** start Data extract **

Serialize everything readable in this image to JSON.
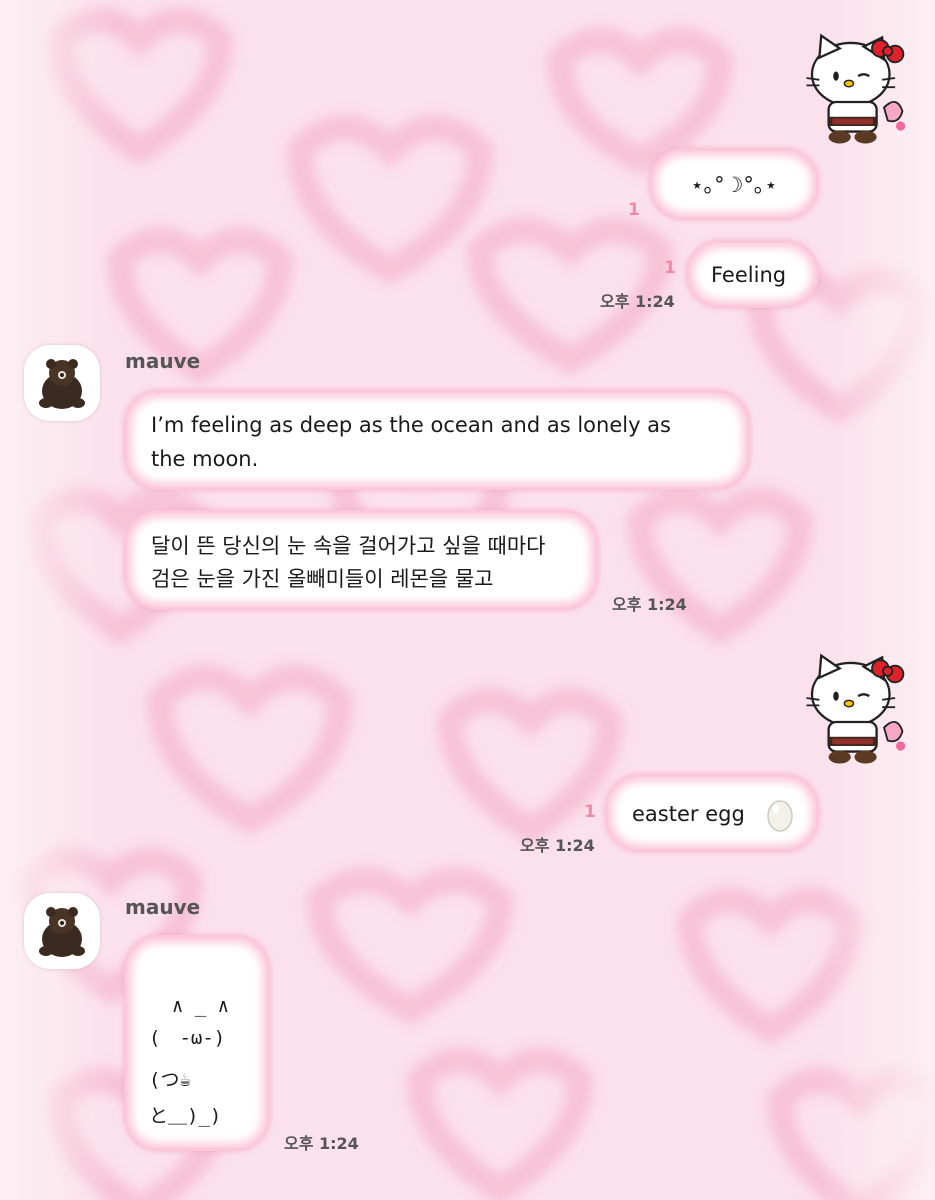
{
  "colors": {
    "background": "#fbe3ec",
    "bubble": "#ffffff",
    "bubble_glow": "#fbc2d6",
    "unread": "#f08aa6"
  },
  "messages": [
    {
      "side": "right",
      "type": "sticker",
      "sticker": "hello-kitty-wink-sticker"
    },
    {
      "side": "right",
      "type": "text",
      "text": "⋆｡°☽°｡⋆",
      "unread": "1"
    },
    {
      "side": "right",
      "type": "text",
      "text": "Feeling",
      "unread": "1",
      "time": "오후 1:24"
    },
    {
      "side": "left",
      "sender": "mauve",
      "avatar": "brown-teddy-bear-avatar",
      "type": "text",
      "lines": [
        "I’m feeling as deep as the ocean and as lonely as",
        "the moon."
      ]
    },
    {
      "side": "left",
      "type": "text",
      "lines": [
        "달이 뜬 당신의 눈 속을 걸어가고 싶을 때마다",
        "검은 눈을 가진 올빼미들이 레몬을 물고"
      ],
      "time": "오후 1:24"
    },
    {
      "side": "right",
      "type": "sticker",
      "sticker": "hello-kitty-wink-sticker"
    },
    {
      "side": "right",
      "type": "text",
      "text": "easter egg",
      "emoji": "egg-emoji",
      "unread": "1",
      "time": "오후 1:24"
    },
    {
      "side": "left",
      "sender": "mauve",
      "avatar": "brown-teddy-bear-avatar",
      "type": "text",
      "lines": [
        "  ∧ _ ∧",
        "(　-ω-)",
        "(つ☕",
        "と＿)_)"
      ],
      "time": "오후 1:24"
    }
  ]
}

** end Data extract **

→ Task statement:
Copy every record above exactly, leaving out any pictures.

→ Written solution:
Serialize everything readable in this image to JSON.
{
  "colors": {
    "background": "#fbe3ec",
    "bubble": "#ffffff",
    "bubble_glow": "#fbc2d6",
    "unread": "#f08aa6"
  },
  "messages": [
    {
      "side": "right",
      "type": "sticker",
      "sticker": "hello-kitty-wink-sticker"
    },
    {
      "side": "right",
      "type": "text",
      "text": "⋆｡°☽°｡⋆",
      "unread": "1"
    },
    {
      "side": "right",
      "type": "text",
      "text": "Feeling",
      "unread": "1",
      "time": "오후 1:24"
    },
    {
      "side": "left",
      "sender": "mauve",
      "avatar": "brown-teddy-bear-avatar",
      "type": "text",
      "lines": [
        "I’m feeling as deep as the ocean and as lonely as",
        "the moon."
      ]
    },
    {
      "side": "left",
      "type": "text",
      "lines": [
        "달이 뜬 당신의 눈 속을 걸어가고 싶을 때마다",
        "검은 눈을 가진 올빼미들이 레몬을 물고"
      ],
      "time": "오후 1:24"
    },
    {
      "side": "right",
      "type": "sticker",
      "sticker": "hello-kitty-wink-sticker"
    },
    {
      "side": "right",
      "type": "text",
      "text": "easter egg",
      "emoji": "egg-emoji",
      "unread": "1",
      "time": "오후 1:24"
    },
    {
      "side": "left",
      "sender": "mauve",
      "avatar": "brown-teddy-bear-avatar",
      "type": "text",
      "lines": [
        "  ∧ _ ∧",
        "(　-ω-)",
        "(つ☕",
        "と＿)_)"
      ],
      "time": "오후 1:24"
    }
  ]
}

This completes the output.